Problem details: Look through the data and write out every line with the word "increased" in it.

▬▬▬▬▬▬▬▬▬▬

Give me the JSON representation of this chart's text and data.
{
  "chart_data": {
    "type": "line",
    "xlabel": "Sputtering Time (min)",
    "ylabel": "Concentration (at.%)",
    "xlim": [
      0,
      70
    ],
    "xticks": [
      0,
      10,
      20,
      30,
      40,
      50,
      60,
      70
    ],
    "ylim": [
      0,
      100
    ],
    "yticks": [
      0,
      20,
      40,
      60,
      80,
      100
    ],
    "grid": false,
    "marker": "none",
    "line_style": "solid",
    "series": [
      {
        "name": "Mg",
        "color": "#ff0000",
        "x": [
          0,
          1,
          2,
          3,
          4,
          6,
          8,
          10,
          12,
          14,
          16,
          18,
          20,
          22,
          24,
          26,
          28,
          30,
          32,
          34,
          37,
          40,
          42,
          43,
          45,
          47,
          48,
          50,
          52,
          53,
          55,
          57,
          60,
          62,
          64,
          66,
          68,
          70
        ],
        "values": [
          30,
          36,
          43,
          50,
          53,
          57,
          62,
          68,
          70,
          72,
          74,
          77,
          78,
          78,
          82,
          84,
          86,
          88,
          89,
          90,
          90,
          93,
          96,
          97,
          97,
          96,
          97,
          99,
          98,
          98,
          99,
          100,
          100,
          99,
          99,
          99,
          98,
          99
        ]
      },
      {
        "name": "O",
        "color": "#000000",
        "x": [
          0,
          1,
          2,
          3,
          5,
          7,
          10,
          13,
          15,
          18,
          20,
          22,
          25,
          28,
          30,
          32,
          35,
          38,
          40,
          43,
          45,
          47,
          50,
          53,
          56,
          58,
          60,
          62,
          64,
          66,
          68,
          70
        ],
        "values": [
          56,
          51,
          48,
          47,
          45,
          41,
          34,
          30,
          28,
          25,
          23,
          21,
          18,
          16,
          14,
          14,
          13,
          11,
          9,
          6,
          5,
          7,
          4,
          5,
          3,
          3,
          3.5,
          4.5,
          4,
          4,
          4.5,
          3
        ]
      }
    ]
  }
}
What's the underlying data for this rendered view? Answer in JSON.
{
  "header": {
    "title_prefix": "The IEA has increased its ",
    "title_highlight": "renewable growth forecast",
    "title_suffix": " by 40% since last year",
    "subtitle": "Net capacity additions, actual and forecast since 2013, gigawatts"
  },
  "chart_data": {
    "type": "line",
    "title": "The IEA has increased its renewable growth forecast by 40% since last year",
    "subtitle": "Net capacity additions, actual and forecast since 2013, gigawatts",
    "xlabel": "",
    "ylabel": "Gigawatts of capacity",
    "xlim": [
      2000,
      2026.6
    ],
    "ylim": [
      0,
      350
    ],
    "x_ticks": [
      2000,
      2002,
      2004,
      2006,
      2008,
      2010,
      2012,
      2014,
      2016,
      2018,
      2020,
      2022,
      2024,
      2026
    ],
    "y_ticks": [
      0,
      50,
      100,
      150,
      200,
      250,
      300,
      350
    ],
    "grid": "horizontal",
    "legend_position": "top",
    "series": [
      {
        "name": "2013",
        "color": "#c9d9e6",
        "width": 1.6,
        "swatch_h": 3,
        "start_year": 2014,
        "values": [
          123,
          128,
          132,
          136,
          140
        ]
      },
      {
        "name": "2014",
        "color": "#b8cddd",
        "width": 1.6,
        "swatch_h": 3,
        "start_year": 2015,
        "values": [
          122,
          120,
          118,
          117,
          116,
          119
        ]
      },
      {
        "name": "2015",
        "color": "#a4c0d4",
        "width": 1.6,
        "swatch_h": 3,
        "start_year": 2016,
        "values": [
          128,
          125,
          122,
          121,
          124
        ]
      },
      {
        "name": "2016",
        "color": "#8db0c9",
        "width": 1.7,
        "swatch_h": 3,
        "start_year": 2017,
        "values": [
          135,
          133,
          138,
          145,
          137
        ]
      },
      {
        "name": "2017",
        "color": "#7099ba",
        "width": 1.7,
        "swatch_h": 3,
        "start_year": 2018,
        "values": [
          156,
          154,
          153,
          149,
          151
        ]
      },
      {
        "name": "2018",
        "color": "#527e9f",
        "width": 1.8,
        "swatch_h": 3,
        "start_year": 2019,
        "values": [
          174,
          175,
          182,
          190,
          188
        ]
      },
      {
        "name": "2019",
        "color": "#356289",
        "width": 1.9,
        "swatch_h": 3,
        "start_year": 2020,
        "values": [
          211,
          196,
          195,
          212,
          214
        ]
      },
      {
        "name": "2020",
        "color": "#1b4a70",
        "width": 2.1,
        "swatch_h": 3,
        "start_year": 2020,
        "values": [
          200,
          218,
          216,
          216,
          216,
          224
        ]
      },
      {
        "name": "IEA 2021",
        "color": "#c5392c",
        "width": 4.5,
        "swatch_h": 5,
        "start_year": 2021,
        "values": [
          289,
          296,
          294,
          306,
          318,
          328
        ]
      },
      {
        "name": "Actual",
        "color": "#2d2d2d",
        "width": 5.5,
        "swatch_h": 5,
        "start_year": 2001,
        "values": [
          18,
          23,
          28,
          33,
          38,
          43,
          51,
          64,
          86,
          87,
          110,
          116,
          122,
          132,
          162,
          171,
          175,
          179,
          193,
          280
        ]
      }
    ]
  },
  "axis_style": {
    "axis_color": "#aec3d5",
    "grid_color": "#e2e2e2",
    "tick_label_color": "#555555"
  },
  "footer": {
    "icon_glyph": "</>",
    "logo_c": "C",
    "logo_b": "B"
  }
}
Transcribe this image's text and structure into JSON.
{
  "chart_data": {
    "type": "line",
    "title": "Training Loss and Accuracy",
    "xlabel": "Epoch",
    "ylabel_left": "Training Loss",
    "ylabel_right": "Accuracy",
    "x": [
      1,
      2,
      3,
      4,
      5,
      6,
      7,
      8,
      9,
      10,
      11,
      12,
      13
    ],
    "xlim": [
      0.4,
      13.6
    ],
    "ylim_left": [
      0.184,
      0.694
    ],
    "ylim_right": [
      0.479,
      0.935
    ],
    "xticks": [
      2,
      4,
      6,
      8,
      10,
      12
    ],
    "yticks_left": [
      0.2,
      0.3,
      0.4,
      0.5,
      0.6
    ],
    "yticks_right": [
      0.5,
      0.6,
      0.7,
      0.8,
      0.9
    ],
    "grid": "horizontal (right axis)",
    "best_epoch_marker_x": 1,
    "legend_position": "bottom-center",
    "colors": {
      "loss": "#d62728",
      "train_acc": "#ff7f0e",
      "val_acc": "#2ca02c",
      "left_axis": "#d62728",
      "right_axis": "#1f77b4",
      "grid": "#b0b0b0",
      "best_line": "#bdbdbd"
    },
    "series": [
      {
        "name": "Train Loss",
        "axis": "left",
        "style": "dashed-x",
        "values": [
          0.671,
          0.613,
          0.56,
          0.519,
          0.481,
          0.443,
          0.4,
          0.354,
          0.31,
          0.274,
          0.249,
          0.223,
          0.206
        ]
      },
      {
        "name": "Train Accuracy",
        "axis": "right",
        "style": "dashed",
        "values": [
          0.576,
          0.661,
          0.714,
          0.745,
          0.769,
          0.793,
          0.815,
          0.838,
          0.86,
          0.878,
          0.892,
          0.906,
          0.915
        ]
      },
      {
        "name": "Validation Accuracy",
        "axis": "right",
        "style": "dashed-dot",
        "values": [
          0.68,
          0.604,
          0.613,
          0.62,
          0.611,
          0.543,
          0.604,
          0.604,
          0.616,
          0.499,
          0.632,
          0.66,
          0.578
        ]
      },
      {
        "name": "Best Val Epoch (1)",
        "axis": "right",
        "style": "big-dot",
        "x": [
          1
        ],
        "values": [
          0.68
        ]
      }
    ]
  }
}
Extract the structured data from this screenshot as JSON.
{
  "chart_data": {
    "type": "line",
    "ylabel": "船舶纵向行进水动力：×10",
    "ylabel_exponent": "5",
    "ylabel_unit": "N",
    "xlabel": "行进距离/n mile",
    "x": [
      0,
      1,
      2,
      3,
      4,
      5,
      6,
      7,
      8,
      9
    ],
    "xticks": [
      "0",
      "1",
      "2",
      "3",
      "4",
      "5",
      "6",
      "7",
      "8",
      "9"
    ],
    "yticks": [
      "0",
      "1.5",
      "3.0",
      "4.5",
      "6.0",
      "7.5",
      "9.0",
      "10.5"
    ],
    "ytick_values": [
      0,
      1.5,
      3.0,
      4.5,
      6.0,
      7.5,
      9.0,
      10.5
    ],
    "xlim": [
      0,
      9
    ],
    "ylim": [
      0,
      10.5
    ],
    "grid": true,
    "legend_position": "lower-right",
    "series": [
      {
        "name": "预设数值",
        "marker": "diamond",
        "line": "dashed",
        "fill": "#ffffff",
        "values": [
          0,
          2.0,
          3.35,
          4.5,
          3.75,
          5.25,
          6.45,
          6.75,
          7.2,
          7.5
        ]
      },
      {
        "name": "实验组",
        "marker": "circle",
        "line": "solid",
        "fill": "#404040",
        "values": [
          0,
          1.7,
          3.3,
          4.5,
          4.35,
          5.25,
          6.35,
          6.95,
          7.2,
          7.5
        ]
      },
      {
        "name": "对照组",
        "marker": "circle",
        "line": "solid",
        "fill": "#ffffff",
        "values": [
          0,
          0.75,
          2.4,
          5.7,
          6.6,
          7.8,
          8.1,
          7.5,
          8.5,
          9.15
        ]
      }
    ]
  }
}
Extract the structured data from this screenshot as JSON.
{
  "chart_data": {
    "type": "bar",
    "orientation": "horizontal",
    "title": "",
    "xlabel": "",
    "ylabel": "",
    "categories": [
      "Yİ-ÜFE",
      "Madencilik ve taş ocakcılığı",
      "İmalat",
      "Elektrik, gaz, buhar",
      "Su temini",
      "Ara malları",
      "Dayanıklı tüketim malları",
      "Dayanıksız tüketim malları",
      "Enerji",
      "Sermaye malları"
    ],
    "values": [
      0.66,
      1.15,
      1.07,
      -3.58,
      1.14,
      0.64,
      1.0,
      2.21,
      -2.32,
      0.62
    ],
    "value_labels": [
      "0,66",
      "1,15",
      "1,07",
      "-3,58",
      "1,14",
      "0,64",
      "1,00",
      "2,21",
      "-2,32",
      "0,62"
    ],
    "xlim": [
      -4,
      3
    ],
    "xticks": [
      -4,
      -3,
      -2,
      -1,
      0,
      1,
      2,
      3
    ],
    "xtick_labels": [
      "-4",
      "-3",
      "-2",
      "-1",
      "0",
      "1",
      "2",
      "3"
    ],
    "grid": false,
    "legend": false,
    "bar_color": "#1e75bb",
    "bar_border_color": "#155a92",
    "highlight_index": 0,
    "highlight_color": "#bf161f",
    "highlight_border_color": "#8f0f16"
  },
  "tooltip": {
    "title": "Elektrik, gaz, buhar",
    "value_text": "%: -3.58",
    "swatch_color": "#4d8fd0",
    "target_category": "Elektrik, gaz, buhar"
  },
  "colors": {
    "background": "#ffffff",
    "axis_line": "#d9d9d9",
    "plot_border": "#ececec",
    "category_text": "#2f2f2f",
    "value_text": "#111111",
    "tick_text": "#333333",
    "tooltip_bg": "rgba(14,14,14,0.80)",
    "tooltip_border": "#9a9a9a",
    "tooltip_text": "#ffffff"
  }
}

▬▬▬▬▬▬▬▬▬▬

Final answer:
    "title_prefix": "The IEA has increased its ",
    "title": "The IEA has increased its renewable growth forecast by 40% since last year",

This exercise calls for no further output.